Retype all of the data. Every line must match exactly.
*** EXERCISE MATERIAL ***
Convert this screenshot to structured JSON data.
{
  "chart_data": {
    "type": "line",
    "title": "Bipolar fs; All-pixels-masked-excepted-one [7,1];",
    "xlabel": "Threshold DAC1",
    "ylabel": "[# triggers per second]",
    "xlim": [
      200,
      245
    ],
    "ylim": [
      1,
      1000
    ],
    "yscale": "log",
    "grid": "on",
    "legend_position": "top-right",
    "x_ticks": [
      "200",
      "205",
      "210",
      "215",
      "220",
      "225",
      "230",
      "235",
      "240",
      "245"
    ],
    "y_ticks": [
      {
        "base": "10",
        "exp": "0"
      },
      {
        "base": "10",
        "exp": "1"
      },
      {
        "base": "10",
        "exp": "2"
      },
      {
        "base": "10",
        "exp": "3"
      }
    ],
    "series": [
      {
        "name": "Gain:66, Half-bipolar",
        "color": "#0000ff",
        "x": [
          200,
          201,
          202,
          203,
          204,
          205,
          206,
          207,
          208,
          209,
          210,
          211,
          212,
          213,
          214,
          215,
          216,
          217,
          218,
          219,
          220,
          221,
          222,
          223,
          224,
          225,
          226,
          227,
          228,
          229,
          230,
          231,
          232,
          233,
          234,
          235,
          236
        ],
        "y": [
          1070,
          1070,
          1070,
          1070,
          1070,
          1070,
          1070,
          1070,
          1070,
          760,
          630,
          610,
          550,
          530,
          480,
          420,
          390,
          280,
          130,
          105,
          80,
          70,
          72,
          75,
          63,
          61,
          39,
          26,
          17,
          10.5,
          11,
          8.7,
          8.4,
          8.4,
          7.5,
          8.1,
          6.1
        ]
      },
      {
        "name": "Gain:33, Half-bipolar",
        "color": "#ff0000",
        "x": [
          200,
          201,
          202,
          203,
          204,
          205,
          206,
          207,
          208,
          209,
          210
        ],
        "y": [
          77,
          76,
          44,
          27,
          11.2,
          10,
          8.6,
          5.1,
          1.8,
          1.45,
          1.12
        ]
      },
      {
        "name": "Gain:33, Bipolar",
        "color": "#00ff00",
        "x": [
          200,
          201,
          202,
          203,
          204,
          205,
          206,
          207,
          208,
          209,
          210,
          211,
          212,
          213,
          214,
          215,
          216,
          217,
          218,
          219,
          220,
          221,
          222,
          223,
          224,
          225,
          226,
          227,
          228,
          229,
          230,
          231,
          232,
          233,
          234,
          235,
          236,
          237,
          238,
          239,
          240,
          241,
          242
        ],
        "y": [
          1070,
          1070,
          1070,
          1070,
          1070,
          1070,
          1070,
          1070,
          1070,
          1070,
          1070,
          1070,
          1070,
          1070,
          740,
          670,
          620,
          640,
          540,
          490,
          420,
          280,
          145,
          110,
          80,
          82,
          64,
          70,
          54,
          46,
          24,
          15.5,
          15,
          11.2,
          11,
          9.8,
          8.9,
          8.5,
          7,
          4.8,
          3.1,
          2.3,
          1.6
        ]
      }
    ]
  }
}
***
● **OUTPUT BELOW**:
Convert this screenshot to structured JSON data.
{
  "chart_data": {
    "type": "line",
    "title": "Bipolar fs; All-pixels-masked-excepted-one [7,1];",
    "xlabel": "Threshold DAC1",
    "ylabel": "[# triggers per second]",
    "xlim": [
      200,
      245
    ],
    "ylim": [
      1,
      1000
    ],
    "yscale": "log",
    "grid": "on",
    "legend_position": "top-right",
    "x_ticks": [
      "200",
      "205",
      "210",
      "215",
      "220",
      "225",
      "230",
      "235",
      "240",
      "245"
    ],
    "y_ticks": [
      {
        "base": "10",
        "exp": "0"
      },
      {
        "base": "10",
        "exp": "1"
      },
      {
        "base": "10",
        "exp": "2"
      },
      {
        "base": "10",
        "exp": "3"
      }
    ],
    "series": [
      {
        "name": "Gain:66, Half-bipolar",
        "color": "#0000ff",
        "x": [
          200,
          201,
          202,
          203,
          204,
          205,
          206,
          207,
          208,
          209,
          210,
          211,
          212,
          213,
          214,
          215,
          216,
          217,
          218,
          219,
          220,
          221,
          222,
          223,
          224,
          225,
          226,
          227,
          228,
          229,
          230,
          231,
          232,
          233,
          234,
          235,
          236
        ],
        "y": [
          1070,
          1070,
          1070,
          1070,
          1070,
          1070,
          1070,
          1070,
          1070,
          760,
          630,
          610,
          550,
          530,
          480,
          420,
          390,
          280,
          130,
          105,
          80,
          70,
          72,
          75,
          63,
          61,
          39,
          26,
          17,
          10.5,
          11,
          8.7,
          8.4,
          8.4,
          7.5,
          8.1,
          6.1
        ]
      },
      {
        "name": "Gain:33, Half-bipolar",
        "color": "#ff0000",
        "x": [
          200,
          201,
          202,
          203,
          204,
          205,
          206,
          207,
          208,
          209,
          210
        ],
        "y": [
          77,
          76,
          44,
          27,
          11.2,
          10,
          8.6,
          5.1,
          1.8,
          1.45,
          1.12
        ]
      },
      {
        "name": "Gain:33, Bipolar",
        "color": "#00ff00",
        "x": [
          200,
          201,
          202,
          203,
          204,
          205,
          206,
          207,
          208,
          209,
          210,
          211,
          212,
          213,
          214,
          215,
          216,
          217,
          218,
          219,
          220,
          221,
          222,
          223,
          224,
          225,
          226,
          227,
          228,
          229,
          230,
          231,
          232,
          233,
          234,
          235,
          236,
          237,
          238,
          239,
          240,
          241,
          242
        ],
        "y": [
          1070,
          1070,
          1070,
          1070,
          1070,
          1070,
          1070,
          1070,
          1070,
          1070,
          1070,
          1070,
          1070,
          1070,
          740,
          670,
          620,
          640,
          540,
          490,
          420,
          280,
          145,
          110,
          80,
          82,
          64,
          70,
          54,
          46,
          24,
          15.5,
          15,
          11.2,
          11,
          9.8,
          8.9,
          8.5,
          7,
          4.8,
          3.1,
          2.3,
          1.6
        ]
      }
    ]
  }
}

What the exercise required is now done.